Instructions for the task :: The entire listing is to be repeated verbatim.

Entries provided ::
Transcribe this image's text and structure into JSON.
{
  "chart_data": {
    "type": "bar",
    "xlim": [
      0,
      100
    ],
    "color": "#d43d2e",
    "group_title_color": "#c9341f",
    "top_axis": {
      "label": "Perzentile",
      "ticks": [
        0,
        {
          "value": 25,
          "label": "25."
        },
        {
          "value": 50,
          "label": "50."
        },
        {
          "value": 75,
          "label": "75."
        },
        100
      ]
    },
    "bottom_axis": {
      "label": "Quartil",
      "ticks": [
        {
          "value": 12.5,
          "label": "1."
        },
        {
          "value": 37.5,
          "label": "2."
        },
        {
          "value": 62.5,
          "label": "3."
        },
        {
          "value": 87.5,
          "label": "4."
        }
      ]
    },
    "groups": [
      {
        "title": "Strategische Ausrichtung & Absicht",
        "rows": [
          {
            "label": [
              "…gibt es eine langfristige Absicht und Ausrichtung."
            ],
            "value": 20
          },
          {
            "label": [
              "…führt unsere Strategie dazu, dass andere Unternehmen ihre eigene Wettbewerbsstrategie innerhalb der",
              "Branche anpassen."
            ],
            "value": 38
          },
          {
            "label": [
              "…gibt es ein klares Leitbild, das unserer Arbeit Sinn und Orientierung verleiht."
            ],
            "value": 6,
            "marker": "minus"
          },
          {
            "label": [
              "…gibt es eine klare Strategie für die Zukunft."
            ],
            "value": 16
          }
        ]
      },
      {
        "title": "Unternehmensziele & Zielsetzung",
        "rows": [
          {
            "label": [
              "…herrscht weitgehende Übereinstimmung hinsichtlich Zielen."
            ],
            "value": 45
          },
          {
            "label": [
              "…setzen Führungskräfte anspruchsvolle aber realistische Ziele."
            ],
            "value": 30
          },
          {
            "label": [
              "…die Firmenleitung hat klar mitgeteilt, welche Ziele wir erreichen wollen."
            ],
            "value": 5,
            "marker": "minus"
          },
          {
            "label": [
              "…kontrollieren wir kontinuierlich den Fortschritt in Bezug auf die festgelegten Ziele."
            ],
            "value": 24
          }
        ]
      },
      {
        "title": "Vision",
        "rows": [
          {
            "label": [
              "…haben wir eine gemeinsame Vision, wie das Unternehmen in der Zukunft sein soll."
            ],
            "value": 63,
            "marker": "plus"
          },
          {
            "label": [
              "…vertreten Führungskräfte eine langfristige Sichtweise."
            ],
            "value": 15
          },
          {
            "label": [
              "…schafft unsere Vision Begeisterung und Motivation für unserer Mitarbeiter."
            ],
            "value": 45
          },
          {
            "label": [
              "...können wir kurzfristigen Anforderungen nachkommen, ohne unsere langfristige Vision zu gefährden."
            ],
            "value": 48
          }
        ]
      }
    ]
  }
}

Full solution ::
Transcribe this image's text and structure into JSON.
{
  "chart_data": {
    "type": "bar",
    "xlim": [
      0,
      100
    ],
    "color": "#d43d2e",
    "group_title_color": "#c9341f",
    "top_axis": {
      "label": "Perzentile",
      "ticks": [
        0,
        {
          "value": 25,
          "label": "25."
        },
        {
          "value": 50,
          "label": "50."
        },
        {
          "value": 75,
          "label": "75."
        },
        100
      ]
    },
    "bottom_axis": {
      "label": "Quartil",
      "ticks": [
        {
          "value": 12.5,
          "label": "1."
        },
        {
          "value": 37.5,
          "label": "2."
        },
        {
          "value": 62.5,
          "label": "3."
        },
        {
          "value": 87.5,
          "label": "4."
        }
      ]
    },
    "groups": [
      {
        "title": "Strategische Ausrichtung & Absicht",
        "rows": [
          {
            "label": [
              "…gibt es eine langfristige Absicht und Ausrichtung."
            ],
            "value": 20
          },
          {
            "label": [
              "…führt unsere Strategie dazu, dass andere Unternehmen ihre eigene Wettbewerbsstrategie innerhalb der",
              "Branche anpassen."
            ],
            "value": 38
          },
          {
            "label": [
              "…gibt es ein klares Leitbild, das unserer Arbeit Sinn und Orientierung verleiht."
            ],
            "value": 6,
            "marker": "minus"
          },
          {
            "label": [
              "…gibt es eine klare Strategie für die Zukunft."
            ],
            "value": 16
          }
        ]
      },
      {
        "title": "Unternehmensziele & Zielsetzung",
        "rows": [
          {
            "label": [
              "…herrscht weitgehende Übereinstimmung hinsichtlich Zielen."
            ],
            "value": 45
          },
          {
            "label": [
              "…setzen Führungskräfte anspruchsvolle aber realistische Ziele."
            ],
            "value": 30
          },
          {
            "label": [
              "…die Firmenleitung hat klar mitgeteilt, welche Ziele wir erreichen wollen."
            ],
            "value": 5,
            "marker": "minus"
          },
          {
            "label": [
              "…kontrollieren wir kontinuierlich den Fortschritt in Bezug auf die festgelegten Ziele."
            ],
            "value": 24
          }
        ]
      },
      {
        "title": "Vision",
        "rows": [
          {
            "label": [
              "…haben wir eine gemeinsame Vision, wie das Unternehmen in der Zukunft sein soll."
            ],
            "value": 63,
            "marker": "plus"
          },
          {
            "label": [
              "…vertreten Führungskräfte eine langfristige Sichtweise."
            ],
            "value": 15
          },
          {
            "label": [
              "…schafft unsere Vision Begeisterung und Motivation für unserer Mitarbeiter."
            ],
            "value": 45
          },
          {
            "label": [
              "...können wir kurzfristigen Anforderungen nachkommen, ohne unsere langfristige Vision zu gefährden."
            ],
            "value": 48
          }
        ]
      }
    ]
  }
}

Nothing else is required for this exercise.